**SELECTED PASSAGE**
────────────────────────────────────────
In the idea, I would say it does not matter which way the car slide. As long as the coefficient is considered to be the same.

Cheers
 
  • #7
13
0
Okay, here is my attempt at a solution. I would welcome any input from you guys as to whether my method is sound.
Firstly, I have to assume that the car was travelling at constant speed before the braking so that I can then calculate the tractive force of the engine:
weight of car down the hill + tractive force = friction with road
Reaction with road = 1100 x 9.8 cos 5o = 10,739 N
Weight of car down the hill = 1100 x 9.8 x sin 5o = 939.5 N
939.5 + tractive force = 0.7 x 10,739 = 7,517.3
so the tractive force of the engine before braking = 7,517.3 - 939.5 = 6577.8 N
When the car begins to skid, there is no friction between the car and the road. The only forces acting on the car are the braking friction and the weight of the car. Therefore, the work done by the brakes against the engine must be 6577.8 x 15 = 98,667 j and this must be the k.e. of the car before the brakes were applied.
────────────────────────────────────────
**INPUT DATA**
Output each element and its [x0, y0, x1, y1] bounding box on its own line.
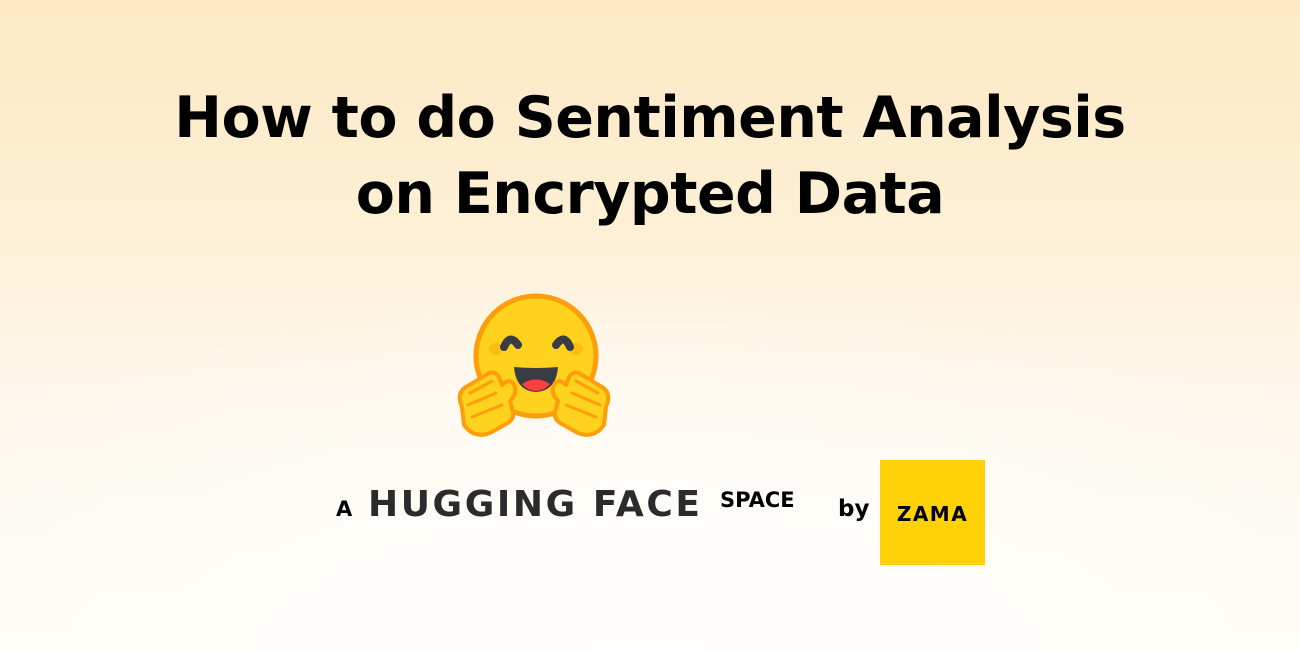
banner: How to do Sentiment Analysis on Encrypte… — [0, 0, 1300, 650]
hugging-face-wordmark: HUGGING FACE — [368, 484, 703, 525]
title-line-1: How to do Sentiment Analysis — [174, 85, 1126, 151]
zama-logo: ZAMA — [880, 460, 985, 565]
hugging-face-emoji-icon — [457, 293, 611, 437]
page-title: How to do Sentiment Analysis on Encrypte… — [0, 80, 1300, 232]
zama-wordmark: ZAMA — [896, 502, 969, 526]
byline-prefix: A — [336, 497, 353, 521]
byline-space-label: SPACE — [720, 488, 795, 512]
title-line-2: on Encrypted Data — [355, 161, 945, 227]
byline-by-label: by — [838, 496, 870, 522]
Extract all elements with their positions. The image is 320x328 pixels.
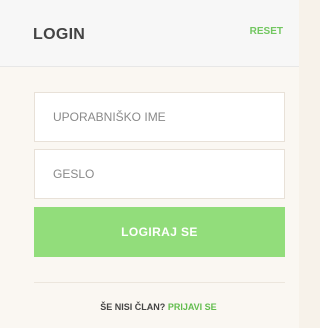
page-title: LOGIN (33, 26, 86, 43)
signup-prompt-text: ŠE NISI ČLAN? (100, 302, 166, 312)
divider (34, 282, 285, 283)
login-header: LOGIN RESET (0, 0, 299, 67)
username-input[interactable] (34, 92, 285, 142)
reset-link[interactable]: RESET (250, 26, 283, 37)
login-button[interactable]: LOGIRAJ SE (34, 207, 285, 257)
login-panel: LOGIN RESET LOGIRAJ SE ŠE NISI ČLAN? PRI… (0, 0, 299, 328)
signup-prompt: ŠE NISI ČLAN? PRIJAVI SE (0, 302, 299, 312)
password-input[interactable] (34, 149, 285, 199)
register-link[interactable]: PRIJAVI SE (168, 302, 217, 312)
────────────────────────────────────────
**STATED PROBLEM 1**
Write out the post about the braking car again, word for word.
**STATED PROBLEM 2**
In the records, swap "divider" for "separator" in the lines from the one with "page-title: LOGIN (33, 26, 86, 43)" to the end of the records, leaving everything else unchanged. Give back only those lines.
The records are unrelated to the post about the braking car.

**FINAL RESULT 1**
In the idea, I would say it does not matter which way the car slide. As long as the coefficient is considered to be the same.

Cheers
 
  • #7
13
0
Okay, here is my attempt at a solution. I would welcome any input from you guys as to whether my method is sound.
Firstly, I have to assume that the car was travelling at constant speed before the braking so that I can then calculate the tractive force of the engine:
weight of car down the hill + tractive force = friction with road
Reaction with road = 1100 x 9.8 cos 5o = 10,739 N
Weight of car down the hill = 1100 x 9.8 x sin 5o = 939.5 N
939.5 + tractive force = 0.7 x 10,739 = 7,517.3
so the tractive force of the engine before braking = 7,517.3 - 939.5 = 6577.8 N
When the car begins to skid, there is no friction between the car and the road. The only forces acting on the car are the braking friction and the weight of the car. Therefore, the work done by the brakes against the engine must be 6577.8 x 15 = 98,667 j and this must be the k.e. of the car before the brakes were applied.

**FINAL RESULT 2**
page-title: LOGIN (33, 26, 86, 43)
signup-prompt-text: ŠE NISI ČLAN? (100, 302, 166, 312)
separator (34, 282, 285, 283)
login-header: LOGIN RESET (0, 0, 299, 67)
username-input[interactable] (34, 92, 285, 142)
reset-link[interactable]: RESET (250, 26, 283, 37)
login-button[interactable]: LOGIRAJ SE (34, 207, 285, 257)
login-panel: LOGIN RESET LOGIRAJ SE ŠE NISI ČLAN? PRI… (0, 0, 299, 328)
signup-prompt: ŠE NISI ČLAN? PRIJAVI SE (0, 302, 299, 312)
password-input[interactable] (34, 149, 285, 199)
register-link[interactable]: PRIJAVI SE (168, 302, 217, 312)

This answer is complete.